Task to carry out: What is needed here is an exact copy of every entry.

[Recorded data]
* * * * * * *

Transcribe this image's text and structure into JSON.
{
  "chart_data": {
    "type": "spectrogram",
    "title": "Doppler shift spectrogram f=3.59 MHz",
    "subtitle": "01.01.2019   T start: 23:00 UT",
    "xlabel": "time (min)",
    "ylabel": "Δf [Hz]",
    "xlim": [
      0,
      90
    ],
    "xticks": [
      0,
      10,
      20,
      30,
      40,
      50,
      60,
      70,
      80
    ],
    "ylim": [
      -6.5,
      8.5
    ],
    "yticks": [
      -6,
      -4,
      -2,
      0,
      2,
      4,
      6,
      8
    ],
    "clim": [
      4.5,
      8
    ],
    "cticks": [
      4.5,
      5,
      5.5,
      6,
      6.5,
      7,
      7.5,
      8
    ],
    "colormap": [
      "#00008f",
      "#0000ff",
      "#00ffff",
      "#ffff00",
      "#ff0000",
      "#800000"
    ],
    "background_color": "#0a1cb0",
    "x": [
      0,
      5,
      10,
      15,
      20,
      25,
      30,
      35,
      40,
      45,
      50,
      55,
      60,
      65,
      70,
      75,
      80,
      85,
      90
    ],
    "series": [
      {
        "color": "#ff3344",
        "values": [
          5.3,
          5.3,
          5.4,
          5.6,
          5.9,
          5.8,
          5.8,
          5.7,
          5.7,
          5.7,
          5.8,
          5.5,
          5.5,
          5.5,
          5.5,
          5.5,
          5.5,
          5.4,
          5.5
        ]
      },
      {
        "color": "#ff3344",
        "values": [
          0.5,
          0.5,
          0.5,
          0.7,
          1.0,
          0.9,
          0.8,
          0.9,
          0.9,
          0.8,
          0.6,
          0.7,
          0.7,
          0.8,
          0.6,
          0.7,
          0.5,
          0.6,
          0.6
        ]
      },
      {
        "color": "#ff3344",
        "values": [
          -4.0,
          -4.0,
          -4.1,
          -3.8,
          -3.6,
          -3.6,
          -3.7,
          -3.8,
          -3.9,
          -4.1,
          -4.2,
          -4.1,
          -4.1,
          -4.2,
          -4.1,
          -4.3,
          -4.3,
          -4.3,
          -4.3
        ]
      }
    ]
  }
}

* * * * * * *

Solution for this task:
Transcribe this image's text and structure into JSON.
{
  "chart_data": {
    "type": "spectrogram",
    "title": "Doppler shift spectrogram f=3.59 MHz",
    "subtitle": "01.01.2019   T start: 23:00 UT",
    "xlabel": "time (min)",
    "ylabel": "Δf [Hz]",
    "xlim": [
      0,
      90
    ],
    "xticks": [
      0,
      10,
      20,
      30,
      40,
      50,
      60,
      70,
      80
    ],
    "ylim": [
      -6.5,
      8.5
    ],
    "yticks": [
      -6,
      -4,
      -2,
      0,
      2,
      4,
      6,
      8
    ],
    "clim": [
      4.5,
      8
    ],
    "cticks": [
      4.5,
      5,
      5.5,
      6,
      6.5,
      7,
      7.5,
      8
    ],
    "colormap": [
      "#00008f",
      "#0000ff",
      "#00ffff",
      "#ffff00",
      "#ff0000",
      "#800000"
    ],
    "background_color": "#0a1cb0",
    "x": [
      0,
      5,
      10,
      15,
      20,
      25,
      30,
      35,
      40,
      45,
      50,
      55,
      60,
      65,
      70,
      75,
      80,
      85,
      90
    ],
    "series": [
      {
        "color": "#ff3344",
        "values": [
          5.3,
          5.3,
          5.4,
          5.6,
          5.9,
          5.8,
          5.8,
          5.7,
          5.7,
          5.7,
          5.8,
          5.5,
          5.5,
          5.5,
          5.5,
          5.5,
          5.5,
          5.4,
          5.5
        ]
      },
      {
        "color": "#ff3344",
        "values": [
          0.5,
          0.5,
          0.5,
          0.7,
          1.0,
          0.9,
          0.8,
          0.9,
          0.9,
          0.8,
          0.6,
          0.7,
          0.7,
          0.8,
          0.6,
          0.7,
          0.5,
          0.6,
          0.6
        ]
      },
      {
        "color": "#ff3344",
        "values": [
          -4.0,
          -4.0,
          -4.1,
          -3.8,
          -3.6,
          -3.6,
          -3.7,
          -3.8,
          -3.9,
          -4.1,
          -4.2,
          -4.1,
          -4.1,
          -4.2,
          -4.1,
          -4.3,
          -4.3,
          -4.3,
          -4.3
        ]
      }
    ]
  }
}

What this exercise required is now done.